Start of Records for processing

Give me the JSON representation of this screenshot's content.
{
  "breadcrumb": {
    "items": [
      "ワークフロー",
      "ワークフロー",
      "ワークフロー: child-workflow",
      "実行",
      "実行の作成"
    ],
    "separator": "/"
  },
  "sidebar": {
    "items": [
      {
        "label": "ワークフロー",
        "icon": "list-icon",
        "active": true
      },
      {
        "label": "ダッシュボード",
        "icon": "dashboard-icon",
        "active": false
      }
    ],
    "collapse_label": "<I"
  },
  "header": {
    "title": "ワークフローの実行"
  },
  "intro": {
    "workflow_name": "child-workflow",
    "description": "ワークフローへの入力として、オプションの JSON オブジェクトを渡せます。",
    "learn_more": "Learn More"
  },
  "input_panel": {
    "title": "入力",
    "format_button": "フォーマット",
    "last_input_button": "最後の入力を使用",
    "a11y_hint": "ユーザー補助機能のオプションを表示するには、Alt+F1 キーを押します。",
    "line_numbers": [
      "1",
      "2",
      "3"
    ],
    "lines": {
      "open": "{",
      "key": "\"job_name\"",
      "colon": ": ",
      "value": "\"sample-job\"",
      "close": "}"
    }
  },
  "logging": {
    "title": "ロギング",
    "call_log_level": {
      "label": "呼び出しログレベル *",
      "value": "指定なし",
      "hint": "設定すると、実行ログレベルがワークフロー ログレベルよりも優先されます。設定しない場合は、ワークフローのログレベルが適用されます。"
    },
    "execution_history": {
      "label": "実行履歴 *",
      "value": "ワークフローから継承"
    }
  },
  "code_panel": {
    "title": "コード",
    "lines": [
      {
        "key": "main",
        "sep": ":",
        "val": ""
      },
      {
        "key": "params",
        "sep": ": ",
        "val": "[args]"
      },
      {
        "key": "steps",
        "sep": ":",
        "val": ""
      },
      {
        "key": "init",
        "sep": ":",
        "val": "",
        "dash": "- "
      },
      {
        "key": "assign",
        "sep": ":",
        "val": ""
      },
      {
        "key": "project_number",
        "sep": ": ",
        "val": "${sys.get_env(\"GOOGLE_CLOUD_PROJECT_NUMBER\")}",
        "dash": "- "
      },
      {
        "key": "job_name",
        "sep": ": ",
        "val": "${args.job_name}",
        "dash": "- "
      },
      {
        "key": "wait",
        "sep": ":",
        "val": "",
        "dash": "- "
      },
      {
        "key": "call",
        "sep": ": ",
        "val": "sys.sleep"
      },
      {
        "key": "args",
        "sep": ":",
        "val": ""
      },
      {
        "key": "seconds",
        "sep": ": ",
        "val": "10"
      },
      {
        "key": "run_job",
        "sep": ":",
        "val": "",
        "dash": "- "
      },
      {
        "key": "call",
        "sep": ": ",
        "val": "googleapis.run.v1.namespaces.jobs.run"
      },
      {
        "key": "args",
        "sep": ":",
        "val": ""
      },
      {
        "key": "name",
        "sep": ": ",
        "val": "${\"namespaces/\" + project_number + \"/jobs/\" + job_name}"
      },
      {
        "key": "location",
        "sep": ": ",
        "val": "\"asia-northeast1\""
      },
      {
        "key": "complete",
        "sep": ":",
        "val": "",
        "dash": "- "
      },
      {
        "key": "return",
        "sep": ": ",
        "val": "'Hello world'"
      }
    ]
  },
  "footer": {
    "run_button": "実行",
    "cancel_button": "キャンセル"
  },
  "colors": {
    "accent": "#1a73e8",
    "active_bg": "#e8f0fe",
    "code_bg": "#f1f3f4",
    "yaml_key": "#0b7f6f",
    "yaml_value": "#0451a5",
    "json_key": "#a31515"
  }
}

End of Records for processing

*Problem requirements:*
Quote the whole listing above, leaving nothing out.

*Task result:*
Give me the JSON representation of this screenshot's content.
{
  "breadcrumb": {
    "items": [
      "ワークフロー",
      "ワークフロー",
      "ワークフロー: child-workflow",
      "実行",
      "実行の作成"
    ],
    "separator": "/"
  },
  "sidebar": {
    "items": [
      {
        "label": "ワークフロー",
        "icon": "list-icon",
        "active": true
      },
      {
        "label": "ダッシュボード",
        "icon": "dashboard-icon",
        "active": false
      }
    ],
    "collapse_label": "<I"
  },
  "header": {
    "title": "ワークフローの実行"
  },
  "intro": {
    "workflow_name": "child-workflow",
    "description": "ワークフローへの入力として、オプションの JSON オブジェクトを渡せます。",
    "learn_more": "Learn More"
  },
  "input_panel": {
    "title": "入力",
    "format_button": "フォーマット",
    "last_input_button": "最後の入力を使用",
    "a11y_hint": "ユーザー補助機能のオプションを表示するには、Alt+F1 キーを押します。",
    "line_numbers": [
      "1",
      "2",
      "3"
    ],
    "lines": {
      "open": "{",
      "key": "\"job_name\"",
      "colon": ": ",
      "value": "\"sample-job\"",
      "close": "}"
    }
  },
  "logging": {
    "title": "ロギング",
    "call_log_level": {
      "label": "呼び出しログレベル *",
      "value": "指定なし",
      "hint": "設定すると、実行ログレベルがワークフロー ログレベルよりも優先されます。設定しない場合は、ワークフローのログレベルが適用されます。"
    },
    "execution_history": {
      "label": "実行履歴 *",
      "value": "ワークフローから継承"
    }
  },
  "code_panel": {
    "title": "コード",
    "lines": [
      {
        "key": "main",
        "sep": ":",
        "val": ""
      },
      {
        "key": "params",
        "sep": ": ",
        "val": "[args]"
      },
      {
        "key": "steps",
        "sep": ":",
        "val": ""
      },
      {
        "key": "init",
        "sep": ":",
        "val": "",
        "dash": "- "
      },
      {
        "key": "assign",
        "sep": ":",
        "val": ""
      },
      {
        "key": "project_number",
        "sep": ": ",
        "val": "${sys.get_env(\"GOOGLE_CLOUD_PROJECT_NUMBER\")}",
        "dash": "- "
      },
      {
        "key": "job_name",
        "sep": ": ",
        "val": "${args.job_name}",
        "dash": "- "
      },
      {
        "key": "wait",
        "sep": ":",
        "val": "",
        "dash": "- "
      },
      {
        "key": "call",
        "sep": ": ",
        "val": "sys.sleep"
      },
      {
        "key": "args",
        "sep": ":",
        "val": ""
      },
      {
        "key": "seconds",
        "sep": ": ",
        "val": "10"
      },
      {
        "key": "run_job",
        "sep": ":",
        "val": "",
        "dash": "- "
      },
      {
        "key": "call",
        "sep": ": ",
        "val": "googleapis.run.v1.namespaces.jobs.run"
      },
      {
        "key": "args",
        "sep": ":",
        "val": ""
      },
      {
        "key": "name",
        "sep": ": ",
        "val": "${\"namespaces/\" + project_number + \"/jobs/\" + job_name}"
      },
      {
        "key": "location",
        "sep": ": ",
        "val": "\"asia-northeast1\""
      },
      {
        "key": "complete",
        "sep": ":",
        "val": "",
        "dash": "- "
      },
      {
        "key": "return",
        "sep": ": ",
        "val": "'Hello world'"
      }
    ]
  },
  "footer": {
    "run_button": "実行",
    "cancel_button": "キャンセル"
  },
  "colors": {
    "accent": "#1a73e8",
    "active_bg": "#e8f0fe",
    "code_bg": "#f1f3f4",
    "yaml_key": "#0b7f6f",
    "yaml_value": "#0451a5",
    "json_key": "#a31515"
  }
}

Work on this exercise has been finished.